#### REQUIREMENT:
Pick out all lines of the entries that include the word "JSON" and copy them.
# Start of PROVIDED DATA
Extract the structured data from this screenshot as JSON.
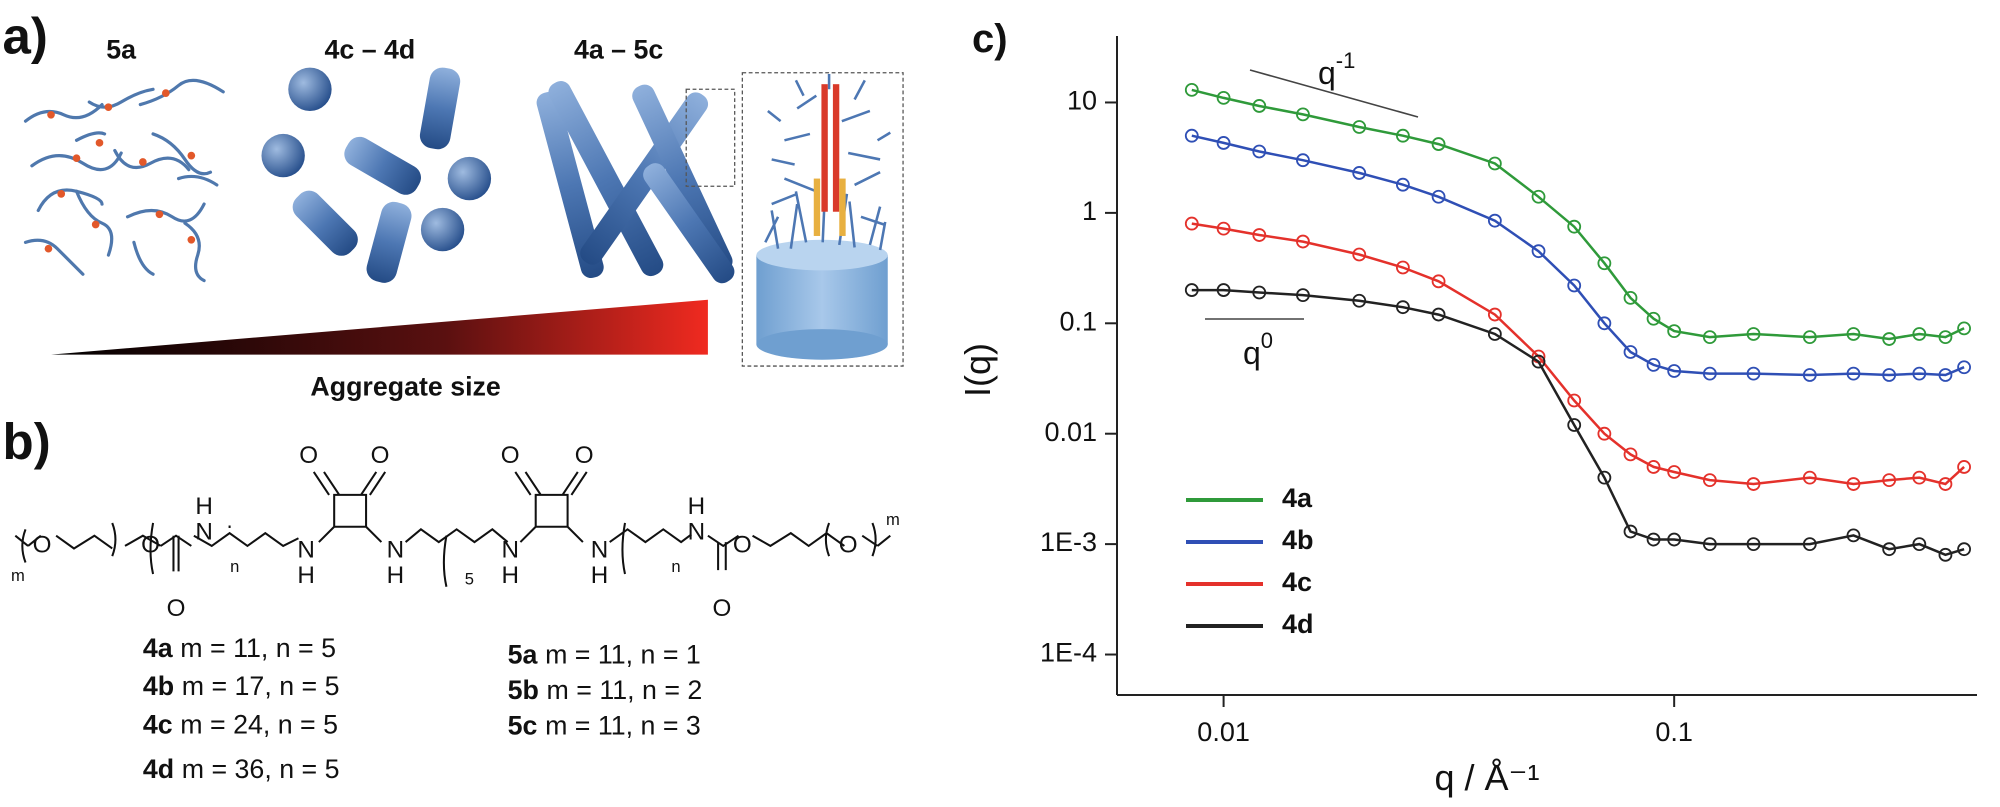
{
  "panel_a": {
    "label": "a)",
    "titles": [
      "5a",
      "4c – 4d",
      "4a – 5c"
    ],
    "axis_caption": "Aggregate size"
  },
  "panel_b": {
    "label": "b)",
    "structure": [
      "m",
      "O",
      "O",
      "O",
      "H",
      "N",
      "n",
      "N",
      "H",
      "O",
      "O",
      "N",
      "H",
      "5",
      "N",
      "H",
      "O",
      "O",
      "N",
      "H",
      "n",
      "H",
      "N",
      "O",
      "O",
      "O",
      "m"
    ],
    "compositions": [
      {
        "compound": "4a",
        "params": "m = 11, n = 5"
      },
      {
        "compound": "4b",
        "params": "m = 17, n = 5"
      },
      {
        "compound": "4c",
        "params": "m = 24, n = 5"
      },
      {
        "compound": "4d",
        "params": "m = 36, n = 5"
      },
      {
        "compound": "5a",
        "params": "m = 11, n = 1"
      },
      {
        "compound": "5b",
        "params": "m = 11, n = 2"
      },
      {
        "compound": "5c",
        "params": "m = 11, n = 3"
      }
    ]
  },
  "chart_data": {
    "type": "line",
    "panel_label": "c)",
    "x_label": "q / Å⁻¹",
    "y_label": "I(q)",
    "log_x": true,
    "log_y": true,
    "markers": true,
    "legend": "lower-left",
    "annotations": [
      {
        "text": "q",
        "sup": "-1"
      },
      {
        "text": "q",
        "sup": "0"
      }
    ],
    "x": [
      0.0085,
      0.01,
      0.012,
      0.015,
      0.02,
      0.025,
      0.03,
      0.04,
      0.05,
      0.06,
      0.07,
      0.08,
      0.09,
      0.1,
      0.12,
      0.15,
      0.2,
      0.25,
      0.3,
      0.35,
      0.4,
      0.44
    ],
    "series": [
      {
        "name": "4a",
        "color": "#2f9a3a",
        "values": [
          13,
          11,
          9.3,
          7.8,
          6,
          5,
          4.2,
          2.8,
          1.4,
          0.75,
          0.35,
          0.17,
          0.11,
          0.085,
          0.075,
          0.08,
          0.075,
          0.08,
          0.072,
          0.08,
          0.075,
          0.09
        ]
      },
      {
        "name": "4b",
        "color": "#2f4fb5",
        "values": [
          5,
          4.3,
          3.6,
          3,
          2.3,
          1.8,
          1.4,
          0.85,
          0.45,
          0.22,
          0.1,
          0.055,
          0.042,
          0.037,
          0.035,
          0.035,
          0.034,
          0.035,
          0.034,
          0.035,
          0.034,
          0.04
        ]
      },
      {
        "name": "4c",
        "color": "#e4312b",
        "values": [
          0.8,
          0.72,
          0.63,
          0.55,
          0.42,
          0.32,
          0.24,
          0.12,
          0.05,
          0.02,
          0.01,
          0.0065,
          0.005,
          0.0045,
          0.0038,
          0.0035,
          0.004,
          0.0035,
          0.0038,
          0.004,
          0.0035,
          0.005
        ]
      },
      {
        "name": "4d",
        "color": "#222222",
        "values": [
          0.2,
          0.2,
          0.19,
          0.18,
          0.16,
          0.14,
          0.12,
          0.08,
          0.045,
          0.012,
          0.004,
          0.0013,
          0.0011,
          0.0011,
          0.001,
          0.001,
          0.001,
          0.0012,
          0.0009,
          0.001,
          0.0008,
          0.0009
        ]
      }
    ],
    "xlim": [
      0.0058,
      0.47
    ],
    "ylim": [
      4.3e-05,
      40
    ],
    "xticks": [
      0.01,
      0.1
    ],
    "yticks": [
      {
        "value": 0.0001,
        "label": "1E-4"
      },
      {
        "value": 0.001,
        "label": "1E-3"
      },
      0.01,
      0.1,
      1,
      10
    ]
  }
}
# End of PROVIDED DATA
# Start of PROVIDED DATA
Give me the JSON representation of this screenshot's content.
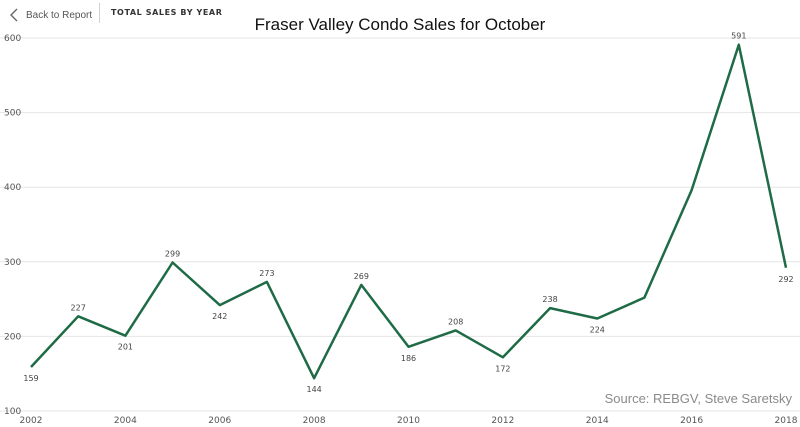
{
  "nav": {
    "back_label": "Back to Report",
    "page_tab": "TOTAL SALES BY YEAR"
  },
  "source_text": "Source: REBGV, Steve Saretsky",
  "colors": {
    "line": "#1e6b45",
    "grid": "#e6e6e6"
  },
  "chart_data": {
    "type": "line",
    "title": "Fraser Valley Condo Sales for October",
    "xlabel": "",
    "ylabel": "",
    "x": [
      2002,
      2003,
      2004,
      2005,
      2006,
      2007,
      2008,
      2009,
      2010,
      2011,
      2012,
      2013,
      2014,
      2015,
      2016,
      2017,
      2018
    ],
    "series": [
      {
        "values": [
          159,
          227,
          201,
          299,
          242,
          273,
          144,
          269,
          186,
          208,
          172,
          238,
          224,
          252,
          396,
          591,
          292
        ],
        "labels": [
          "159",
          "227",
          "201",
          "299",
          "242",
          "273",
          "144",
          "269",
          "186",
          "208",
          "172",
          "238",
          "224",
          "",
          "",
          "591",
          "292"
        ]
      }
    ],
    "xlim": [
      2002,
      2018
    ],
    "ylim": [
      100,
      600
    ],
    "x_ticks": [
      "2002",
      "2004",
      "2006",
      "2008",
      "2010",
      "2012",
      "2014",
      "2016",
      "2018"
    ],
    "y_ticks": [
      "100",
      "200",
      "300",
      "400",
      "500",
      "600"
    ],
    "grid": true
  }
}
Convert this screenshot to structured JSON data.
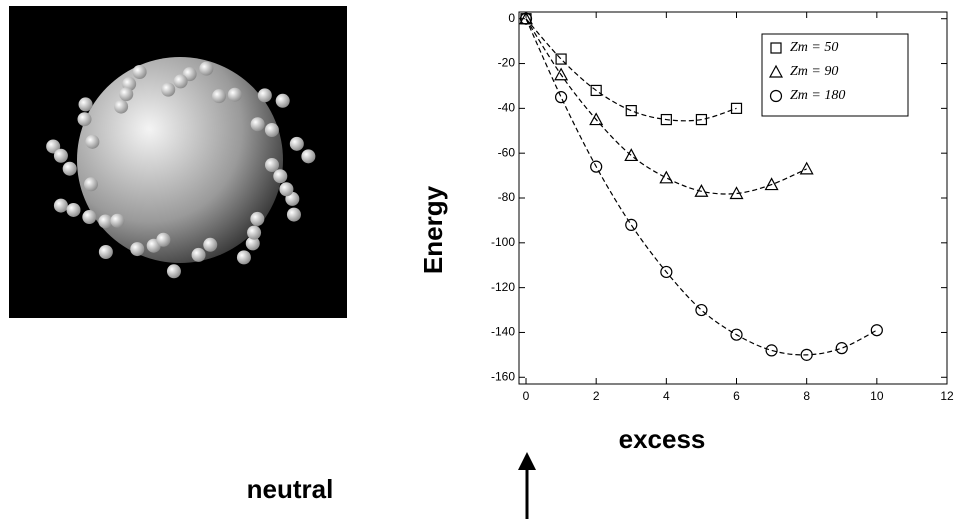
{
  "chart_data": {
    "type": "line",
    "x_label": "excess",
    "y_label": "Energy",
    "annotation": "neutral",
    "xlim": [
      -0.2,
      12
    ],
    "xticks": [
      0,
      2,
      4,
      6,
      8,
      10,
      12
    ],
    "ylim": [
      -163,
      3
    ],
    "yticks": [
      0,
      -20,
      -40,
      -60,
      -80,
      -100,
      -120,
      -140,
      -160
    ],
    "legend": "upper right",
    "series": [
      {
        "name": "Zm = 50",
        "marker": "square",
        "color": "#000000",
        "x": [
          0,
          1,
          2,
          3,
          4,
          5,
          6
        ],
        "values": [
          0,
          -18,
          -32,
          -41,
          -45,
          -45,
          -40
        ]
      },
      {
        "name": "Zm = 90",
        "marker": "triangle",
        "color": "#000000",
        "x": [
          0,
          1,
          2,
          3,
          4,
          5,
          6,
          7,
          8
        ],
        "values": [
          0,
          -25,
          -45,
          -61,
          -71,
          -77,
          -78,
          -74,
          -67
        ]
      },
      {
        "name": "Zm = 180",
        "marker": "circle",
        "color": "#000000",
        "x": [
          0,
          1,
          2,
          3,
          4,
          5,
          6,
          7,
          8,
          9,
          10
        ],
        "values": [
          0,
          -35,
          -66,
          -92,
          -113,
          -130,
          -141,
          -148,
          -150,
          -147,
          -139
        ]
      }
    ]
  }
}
# End of PROVIDED DATA
#### THE OUTPUT:
Extract the structured data from this screenshot as JSON.
Give me the JSON representation of this screenshot's content.
Convert this screenshot to structured JSON data.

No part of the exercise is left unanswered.